*WORK REQUIRED*:
Gather each line containing the string "ylabel" from these entries.

*Stored data entries*:
==============================
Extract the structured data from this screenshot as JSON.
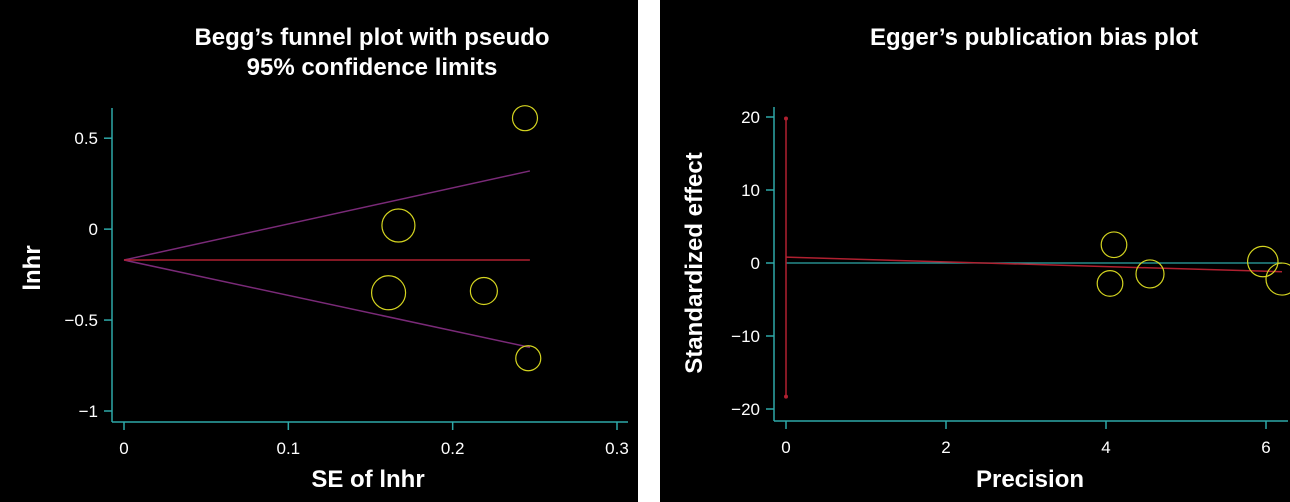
{
  "chart_data": [
    {
      "type": "scatter",
      "title": [
        "Begg’s funnel plot with pseudo",
        "95% confidence limits"
      ],
      "xlabel": "SE of lnhr",
      "ylabel": "lnhr",
      "xlim": [
        0,
        0.3
      ],
      "ylim": [
        -1,
        0.6
      ],
      "x_ticks": [
        0,
        0.1,
        0.2,
        0.3
      ],
      "x_tick_labels": [
        "0",
        "0.1",
        "0.2",
        "0.3"
      ],
      "y_ticks": [
        0.5,
        0,
        -0.5,
        -1
      ],
      "y_tick_labels": [
        "0.5",
        "0",
        "−0.5",
        "−1"
      ],
      "pooled_estimate": -0.17,
      "funnel": {
        "apex_x": 0,
        "end_x": 0.247,
        "upper_end_y": 0.32,
        "lower_end_y": -0.65
      },
      "points": [
        {
          "x": 0.244,
          "y": 0.61,
          "weight": 0.55
        },
        {
          "x": 0.167,
          "y": 0.02,
          "weight": 0.95
        },
        {
          "x": 0.161,
          "y": -0.35,
          "weight": 1.0
        },
        {
          "x": 0.219,
          "y": -0.34,
          "weight": 0.65
        },
        {
          "x": 0.246,
          "y": -0.71,
          "weight": 0.55
        }
      ],
      "colors": {
        "points": "#d4d420",
        "funnel": "#7a2a78",
        "pooled": "#b02030",
        "axis": "#2ea8a8"
      },
      "grid": false
    },
    {
      "type": "scatter",
      "title": [
        "Egger’s publication bias plot"
      ],
      "xlabel": "Precision",
      "ylabel": "Standardized effect",
      "xlim": [
        0,
        6.2
      ],
      "ylim": [
        -20,
        20
      ],
      "x_ticks": [
        0,
        2,
        4,
        6
      ],
      "x_tick_labels": [
        "0",
        "2",
        "4",
        "6"
      ],
      "y_ticks": [
        20,
        10,
        0,
        -10,
        -20
      ],
      "y_tick_labels": [
        "20",
        "10",
        "0",
        "−10",
        "−20"
      ],
      "regression_line": {
        "x": [
          0,
          6.2
        ],
        "y": [
          0.8,
          -1.2
        ]
      },
      "intercept_ci": {
        "x": 0,
        "low": -18.3,
        "high": 19.8
      },
      "points": [
        {
          "x": 4.1,
          "y": 2.5,
          "weight": 0.6
        },
        {
          "x": 4.05,
          "y": -2.8,
          "weight": 0.6
        },
        {
          "x": 4.55,
          "y": -1.5,
          "weight": 0.75
        },
        {
          "x": 5.96,
          "y": 0.2,
          "weight": 0.9
        },
        {
          "x": 6.2,
          "y": -2.2,
          "weight": 1.0
        }
      ],
      "colors": {
        "points": "#d4d420",
        "regression": "#b02030",
        "ci": "#b02030",
        "axis": "#2ea8a8"
      },
      "grid": false
    }
  ]
}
==============================
*WORKED ANSWER*:
      "ylabel": "lnhr",
      "ylabel": "Standardized effect",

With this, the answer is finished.